» Task goal: Copy every line, leaving nothing out and adding nothing.

» Data to process:
_ _ _ _ _
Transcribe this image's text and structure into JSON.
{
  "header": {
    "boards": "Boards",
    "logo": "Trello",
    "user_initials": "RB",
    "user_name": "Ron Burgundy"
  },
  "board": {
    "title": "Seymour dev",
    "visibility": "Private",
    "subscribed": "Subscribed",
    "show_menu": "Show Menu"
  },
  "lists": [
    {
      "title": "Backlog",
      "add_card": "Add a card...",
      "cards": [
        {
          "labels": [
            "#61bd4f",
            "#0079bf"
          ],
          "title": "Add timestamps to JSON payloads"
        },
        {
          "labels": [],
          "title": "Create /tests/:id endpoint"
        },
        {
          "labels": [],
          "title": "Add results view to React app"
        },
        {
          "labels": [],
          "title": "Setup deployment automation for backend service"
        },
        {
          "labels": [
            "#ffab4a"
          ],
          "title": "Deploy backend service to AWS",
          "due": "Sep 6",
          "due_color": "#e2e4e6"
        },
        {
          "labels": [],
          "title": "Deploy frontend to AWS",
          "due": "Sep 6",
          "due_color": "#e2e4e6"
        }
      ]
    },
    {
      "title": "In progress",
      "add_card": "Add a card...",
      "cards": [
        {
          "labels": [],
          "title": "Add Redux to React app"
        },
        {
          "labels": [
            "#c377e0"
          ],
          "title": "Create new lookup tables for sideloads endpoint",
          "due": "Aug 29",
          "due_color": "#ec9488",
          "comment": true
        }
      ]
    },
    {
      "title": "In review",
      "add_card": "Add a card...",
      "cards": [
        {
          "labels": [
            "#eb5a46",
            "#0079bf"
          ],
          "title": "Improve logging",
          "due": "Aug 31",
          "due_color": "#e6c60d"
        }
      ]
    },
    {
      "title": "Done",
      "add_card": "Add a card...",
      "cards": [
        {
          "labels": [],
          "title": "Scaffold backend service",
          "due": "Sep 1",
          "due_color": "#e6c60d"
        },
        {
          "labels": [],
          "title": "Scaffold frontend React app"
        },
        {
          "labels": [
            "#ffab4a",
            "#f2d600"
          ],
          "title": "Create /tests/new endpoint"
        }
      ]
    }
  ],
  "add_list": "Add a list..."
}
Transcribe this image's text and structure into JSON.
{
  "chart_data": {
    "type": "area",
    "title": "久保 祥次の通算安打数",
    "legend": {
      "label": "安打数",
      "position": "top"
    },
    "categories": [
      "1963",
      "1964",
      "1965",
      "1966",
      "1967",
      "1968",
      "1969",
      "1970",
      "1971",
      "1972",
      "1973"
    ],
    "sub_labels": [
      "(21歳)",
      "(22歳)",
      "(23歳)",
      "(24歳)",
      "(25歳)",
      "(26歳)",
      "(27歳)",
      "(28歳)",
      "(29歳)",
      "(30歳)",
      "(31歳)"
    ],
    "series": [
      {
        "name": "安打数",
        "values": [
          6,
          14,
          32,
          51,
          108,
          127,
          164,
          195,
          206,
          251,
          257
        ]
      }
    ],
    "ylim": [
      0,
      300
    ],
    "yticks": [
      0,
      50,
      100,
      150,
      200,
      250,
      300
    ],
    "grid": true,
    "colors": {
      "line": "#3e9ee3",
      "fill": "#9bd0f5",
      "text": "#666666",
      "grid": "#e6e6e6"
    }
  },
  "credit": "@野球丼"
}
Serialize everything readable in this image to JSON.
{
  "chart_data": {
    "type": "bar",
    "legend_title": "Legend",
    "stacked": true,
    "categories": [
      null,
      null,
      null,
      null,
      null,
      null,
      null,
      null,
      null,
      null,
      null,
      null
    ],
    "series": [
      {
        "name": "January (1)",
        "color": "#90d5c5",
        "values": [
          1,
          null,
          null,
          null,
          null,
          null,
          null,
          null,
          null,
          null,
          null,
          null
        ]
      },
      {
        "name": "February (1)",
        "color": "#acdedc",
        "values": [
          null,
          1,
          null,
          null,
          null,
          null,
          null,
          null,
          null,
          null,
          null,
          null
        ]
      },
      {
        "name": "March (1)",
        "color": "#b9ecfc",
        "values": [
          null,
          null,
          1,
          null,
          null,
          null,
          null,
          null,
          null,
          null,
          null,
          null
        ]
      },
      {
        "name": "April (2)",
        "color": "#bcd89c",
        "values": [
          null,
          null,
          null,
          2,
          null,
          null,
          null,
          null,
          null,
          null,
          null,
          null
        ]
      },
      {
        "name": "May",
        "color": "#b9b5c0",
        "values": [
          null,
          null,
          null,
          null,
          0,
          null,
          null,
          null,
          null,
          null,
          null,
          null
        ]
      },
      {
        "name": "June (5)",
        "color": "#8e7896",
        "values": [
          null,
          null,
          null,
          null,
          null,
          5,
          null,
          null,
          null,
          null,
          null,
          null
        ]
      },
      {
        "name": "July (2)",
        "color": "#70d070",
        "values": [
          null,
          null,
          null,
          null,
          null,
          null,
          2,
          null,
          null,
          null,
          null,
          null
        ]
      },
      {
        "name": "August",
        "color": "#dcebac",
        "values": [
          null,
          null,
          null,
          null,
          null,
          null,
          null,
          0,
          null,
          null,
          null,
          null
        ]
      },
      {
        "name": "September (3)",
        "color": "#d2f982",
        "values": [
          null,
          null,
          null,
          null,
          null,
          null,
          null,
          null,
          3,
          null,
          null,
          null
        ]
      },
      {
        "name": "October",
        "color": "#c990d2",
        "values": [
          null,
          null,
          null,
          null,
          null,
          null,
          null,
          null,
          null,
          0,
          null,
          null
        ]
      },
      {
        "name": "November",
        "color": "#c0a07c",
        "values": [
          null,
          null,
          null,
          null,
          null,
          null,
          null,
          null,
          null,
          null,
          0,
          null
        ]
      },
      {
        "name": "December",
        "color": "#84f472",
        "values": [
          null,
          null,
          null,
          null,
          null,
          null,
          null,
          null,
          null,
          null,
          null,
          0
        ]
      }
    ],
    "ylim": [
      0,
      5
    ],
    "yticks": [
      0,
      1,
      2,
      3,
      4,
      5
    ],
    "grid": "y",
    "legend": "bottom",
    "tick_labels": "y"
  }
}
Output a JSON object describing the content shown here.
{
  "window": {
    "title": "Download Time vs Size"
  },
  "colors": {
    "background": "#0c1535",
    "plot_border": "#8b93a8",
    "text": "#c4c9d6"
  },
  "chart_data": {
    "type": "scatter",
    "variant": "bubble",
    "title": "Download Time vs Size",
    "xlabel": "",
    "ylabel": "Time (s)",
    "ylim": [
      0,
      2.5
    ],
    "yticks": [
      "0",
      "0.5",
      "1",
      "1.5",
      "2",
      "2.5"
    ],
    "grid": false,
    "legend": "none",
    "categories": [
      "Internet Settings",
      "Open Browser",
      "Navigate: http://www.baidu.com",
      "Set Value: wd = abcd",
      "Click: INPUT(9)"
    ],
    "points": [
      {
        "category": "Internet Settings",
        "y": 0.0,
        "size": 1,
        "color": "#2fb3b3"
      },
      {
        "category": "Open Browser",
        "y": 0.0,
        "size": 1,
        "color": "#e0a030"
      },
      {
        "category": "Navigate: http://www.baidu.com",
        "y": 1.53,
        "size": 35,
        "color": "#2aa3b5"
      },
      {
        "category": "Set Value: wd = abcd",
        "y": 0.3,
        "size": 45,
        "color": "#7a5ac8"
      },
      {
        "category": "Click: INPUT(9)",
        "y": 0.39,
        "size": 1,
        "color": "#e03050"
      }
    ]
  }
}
_ _ _ _ _
» Response to the exercise:
Transcribe this image's text and structure into JSON.
{
  "header": {
    "boards": "Boards",
    "logo": "Trello",
    "user_initials": "RB",
    "user_name": "Ron Burgundy"
  },
  "board": {
    "title": "Seymour dev",
    "visibility": "Private",
    "subscribed": "Subscribed",
    "show_menu": "Show Menu"
  },
  "lists": [
    {
      "title": "Backlog",
      "add_card": "Add a card...",
      "cards": [
        {
          "labels": [
            "#61bd4f",
            "#0079bf"
          ],
          "title": "Add timestamps to JSON payloads"
        },
        {
          "labels": [],
          "title": "Create /tests/:id endpoint"
        },
        {
          "labels": [],
          "title": "Add results view to React app"
        },
        {
          "labels": [],
          "title": "Setup deployment automation for backend service"
        },
        {
          "labels": [
            "#ffab4a"
          ],
          "title": "Deploy backend service to AWS",
          "due": "Sep 6",
          "due_color": "#e2e4e6"
        },
        {
          "labels": [],
          "title": "Deploy frontend to AWS",
          "due": "Sep 6",
          "due_color": "#e2e4e6"
        }
      ]
    },
    {
      "title": "In progress",
      "add_card": "Add a card...",
      "cards": [
        {
          "labels": [],
          "title": "Add Redux to React app"
        },
        {
          "labels": [
            "#c377e0"
          ],
          "title": "Create new lookup tables for sideloads endpoint",
          "due": "Aug 29",
          "due_color": "#ec9488",
          "comment": true
        }
      ]
    },
    {
      "title": "In review",
      "add_card": "Add a card...",
      "cards": [
        {
          "labels": [
            "#eb5a46",
            "#0079bf"
          ],
          "title": "Improve logging",
          "due": "Aug 31",
          "due_color": "#e6c60d"
        }
      ]
    },
    {
      "title": "Done",
      "add_card": "Add a card...",
      "cards": [
        {
          "labels": [],
          "title": "Scaffold backend service",
          "due": "Sep 1",
          "due_color": "#e6c60d"
        },
        {
          "labels": [],
          "title": "Scaffold frontend React app"
        },
        {
          "labels": [
            "#ffab4a",
            "#f2d600"
          ],
          "title": "Create /tests/new endpoint"
        }
      ]
    }
  ],
  "add_list": "Add a list..."
}
Transcribe this image's text and structure into JSON.
{
  "chart_data": {
    "type": "area",
    "title": "久保 祥次の通算安打数",
    "legend": {
      "label": "安打数",
      "position": "top"
    },
    "categories": [
      "1963",
      "1964",
      "1965",
      "1966",
      "1967",
      "1968",
      "1969",
      "1970",
      "1971",
      "1972",
      "1973"
    ],
    "sub_labels": [
      "(21歳)",
      "(22歳)",
      "(23歳)",
      "(24歳)",
      "(25歳)",
      "(26歳)",
      "(27歳)",
      "(28歳)",
      "(29歳)",
      "(30歳)",
      "(31歳)"
    ],
    "series": [
      {
        "name": "安打数",
        "values": [
          6,
          14,
          32,
          51,
          108,
          127,
          164,
          195,
          206,
          251,
          257
        ]
      }
    ],
    "ylim": [
      0,
      300
    ],
    "yticks": [
      0,
      50,
      100,
      150,
      200,
      250,
      300
    ],
    "grid": true,
    "colors": {
      "line": "#3e9ee3",
      "fill": "#9bd0f5",
      "text": "#666666",
      "grid": "#e6e6e6"
    }
  },
  "credit": "@野球丼"
}
Serialize everything readable in this image to JSON.
{
  "chart_data": {
    "type": "bar",
    "legend_title": "Legend",
    "stacked": true,
    "categories": [
      null,
      null,
      null,
      null,
      null,
      null,
      null,
      null,
      null,
      null,
      null,
      null
    ],
    "series": [
      {
        "name": "January (1)",
        "color": "#90d5c5",
        "values": [
          1,
          null,
          null,
          null,
          null,
          null,
          null,
          null,
          null,
          null,
          null,
          null
        ]
      },
      {
        "name": "February (1)",
        "color": "#acdedc",
        "values": [
          null,
          1,
          null,
          null,
          null,
          null,
          null,
          null,
          null,
          null,
          null,
          null
        ]
      },
      {
        "name": "March (1)",
        "color": "#b9ecfc",
        "values": [
          null,
          null,
          1,
          null,
          null,
          null,
          null,
          null,
          null,
          null,
          null,
          null
        ]
      },
      {
        "name": "April (2)",
        "color": "#bcd89c",
        "values": [
          null,
          null,
          null,
          2,
          null,
          null,
          null,
          null,
          null,
          null,
          null,
          null
        ]
      },
      {
        "name": "May",
        "color": "#b9b5c0",
        "values": [
          null,
          null,
          null,
          null,
          0,
          null,
          null,
          null,
          null,
          null,
          null,
          null
        ]
      },
      {
        "name": "June (5)",
        "color": "#8e7896",
        "values": [
          null,
          null,
          null,
          null,
          null,
          5,
          null,
          null,
          null,
          null,
          null,
          null
        ]
      },
      {
        "name": "July (2)",
        "color": "#70d070",
        "values": [
          null,
          null,
          null,
          null,
          null,
          null,
          2,
          null,
          null,
          null,
          null,
          null
        ]
      },
      {
        "name": "August",
        "color": "#dcebac",
        "values": [
          null,
          null,
          null,
          null,
          null,
          null,
          null,
          0,
          null,
          null,
          null,
          null
        ]
      },
      {
        "name": "September (3)",
        "color": "#d2f982",
        "values": [
          null,
          null,
          null,
          null,
          null,
          null,
          null,
          null,
          3,
          null,
          null,
          null
        ]
      },
      {
        "name": "October",
        "color": "#c990d2",
        "values": [
          null,
          null,
          null,
          null,
          null,
          null,
          null,
          null,
          null,
          0,
          null,
          null
        ]
      },
      {
        "name": "November",
        "color": "#c0a07c",
        "values": [
          null,
          null,
          null,
          null,
          null,
          null,
          null,
          null,
          null,
          null,
          0,
          null
        ]
      },
      {
        "name": "December",
        "color": "#84f472",
        "values": [
          null,
          null,
          null,
          null,
          null,
          null,
          null,
          null,
          null,
          null,
          null,
          0
        ]
      }
    ],
    "ylim": [
      0,
      5
    ],
    "yticks": [
      0,
      1,
      2,
      3,
      4,
      5
    ],
    "grid": "y",
    "legend": "bottom",
    "tick_labels": "y"
  }
}
Output a JSON object describing the content shown here.
{
  "window": {
    "title": "Download Time vs Size"
  },
  "colors": {
    "background": "#0c1535",
    "plot_border": "#8b93a8",
    "text": "#c4c9d6"
  },
  "chart_data": {
    "type": "scatter",
    "variant": "bubble",
    "title": "Download Time vs Size",
    "xlabel": "",
    "ylabel": "Time (s)",
    "ylim": [
      0,
      2.5
    ],
    "yticks": [
      "0",
      "0.5",
      "1",
      "1.5",
      "2",
      "2.5"
    ],
    "grid": false,
    "legend": "none",
    "categories": [
      "Internet Settings",
      "Open Browser",
      "Navigate: http://www.baidu.com",
      "Set Value: wd = abcd",
      "Click: INPUT(9)"
    ],
    "points": [
      {
        "category": "Internet Settings",
        "y": 0.0,
        "size": 1,
        "color": "#2fb3b3"
      },
      {
        "category": "Open Browser",
        "y": 0.0,
        "size": 1,
        "color": "#e0a030"
      },
      {
        "category": "Navigate: http://www.baidu.com",
        "y": 1.53,
        "size": 35,
        "color": "#2aa3b5"
      },
      {
        "category": "Set Value: wd = abcd",
        "y": 0.3,
        "size": 45,
        "color": "#7a5ac8"
      },
      {
        "category": "Click: INPUT(9)",
        "y": 0.39,
        "size": 1,
        "color": "#e03050"
      }
    ]
  }
}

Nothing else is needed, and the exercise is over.